### [EXTRACT TO READ]
___
The idea of the patch-set is to submit fuse requests in non-blocking way
(where it's possible) and either return -EIOCBQUEUED or wait for their
completion synchronously. The patch-set to be applied on top of for-next of
Miklos' git repo.
To estimate performance improvement I used slightly modified fusexmp over
tmpfs (clearing O_DIRECT bit from fi->flags in xmp_open). For synchronous
operations I used 'dd' like this:
dd of=/dev/null if=/fuse/mnt/file bs=2M count=256 iflag=direct
dd if=/dev/zero of=/fuse/mnt/file bs=2M count=256 oflag=direct conv=notrunc
For AIO I used 'aio-stress' like this:
aio-stress -s 512 -a 4 -b 1 -c 1 -O -o 1 /fuse/mnt/file
aio-stress -s 512 -a 4 -b 1 -c 1 -O -o 0 /fuse/mnt/file
The throughput on some commodity (rather feeble) server was (in MB/sec):
original / patched
dd reads: ~322 / ~382
dd writes: ~277 / ~288
aio reads: ~380 / ~459
aio writes: ~319 / ~353
Changed in v2 - cleanups suggested by Brian:
- Updated fuse_io_priv with an async field and file pointer to preserve
the current style of interface (i.e., use this instead of iocb).
___
### [MATERIAL PROVIDED]
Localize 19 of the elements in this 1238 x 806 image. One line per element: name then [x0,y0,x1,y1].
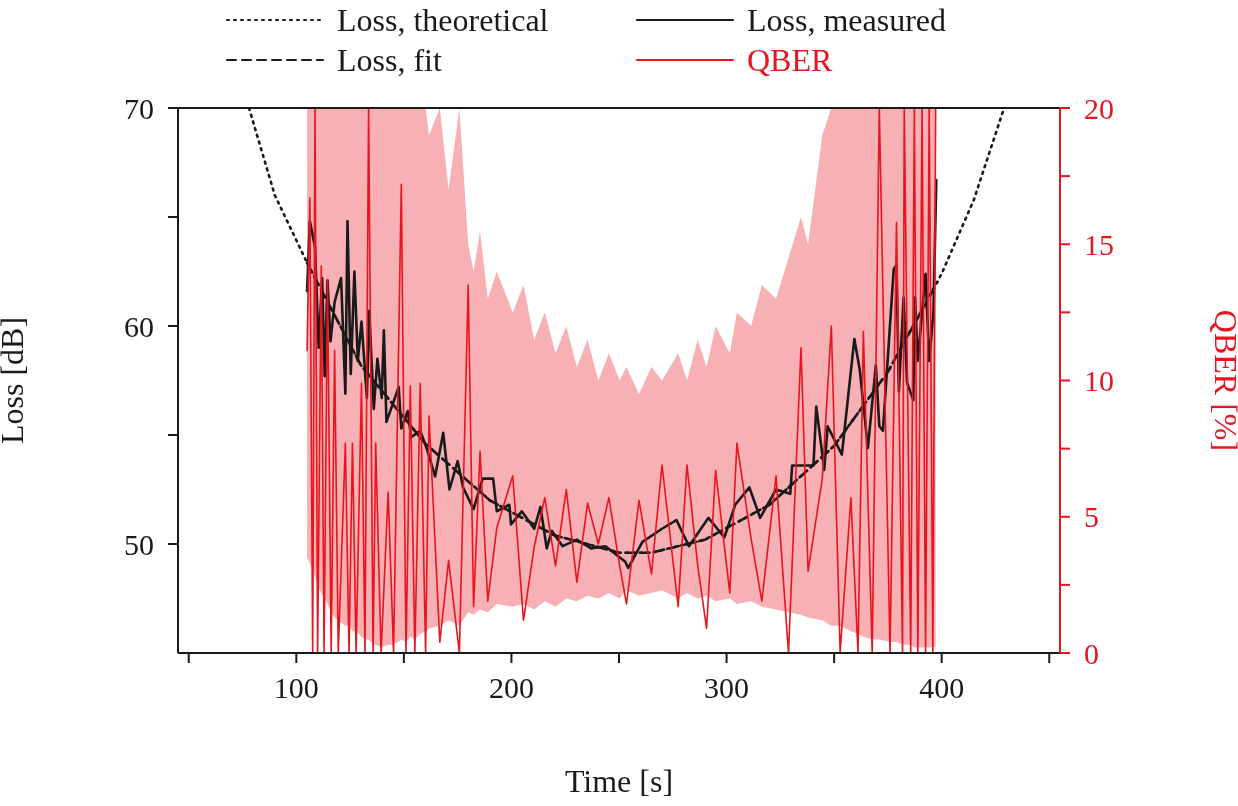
___
### [EXERCISES]
a. Return, copied verbatim from the FUSE patch-set text, the part that opens with the words containing "The idea of" and closes with "Miklos' git repo.".
b. Supply the next part of the FUSE patch-set text, beginning right after its last sentence.

### [RESPONSES FOR EACH TASK]
a.
The idea of the patch-set is to submit fuse requests in non-blocking way
(where it's possible) and either return -EIOCBQUEUED or wait for their
completion synchronously. The patch-set to be applied on top of for-next of
Miklos' git repo.

b.
- Trigger the type of request submission based on the async field.
- Pulled up the fuse_write_update_size() call out of __fuse_direct_write()
to make the separate paths more consistent.
Thanks,
Maxim
---
Maxim V. Patlasov (6):
fuse: move fuse_release_user_pages() up
fuse: add support of async IO
fuse: make fuse_direct_io() aware about AIO
fuse: enable asynchronous processing direct IO
fuse: truncate file if async dio failed
fuse: optimize short direct reads
fs/fuse/cuse.c | 6 +
fs/fuse/file.c | 290 +++++++++++++++++++++++++++++++++++++++++++++++-------
fs/fuse/fuse_i.h | 19 +++-
3 files changed, 276 insertions(+), 39 deletions(-)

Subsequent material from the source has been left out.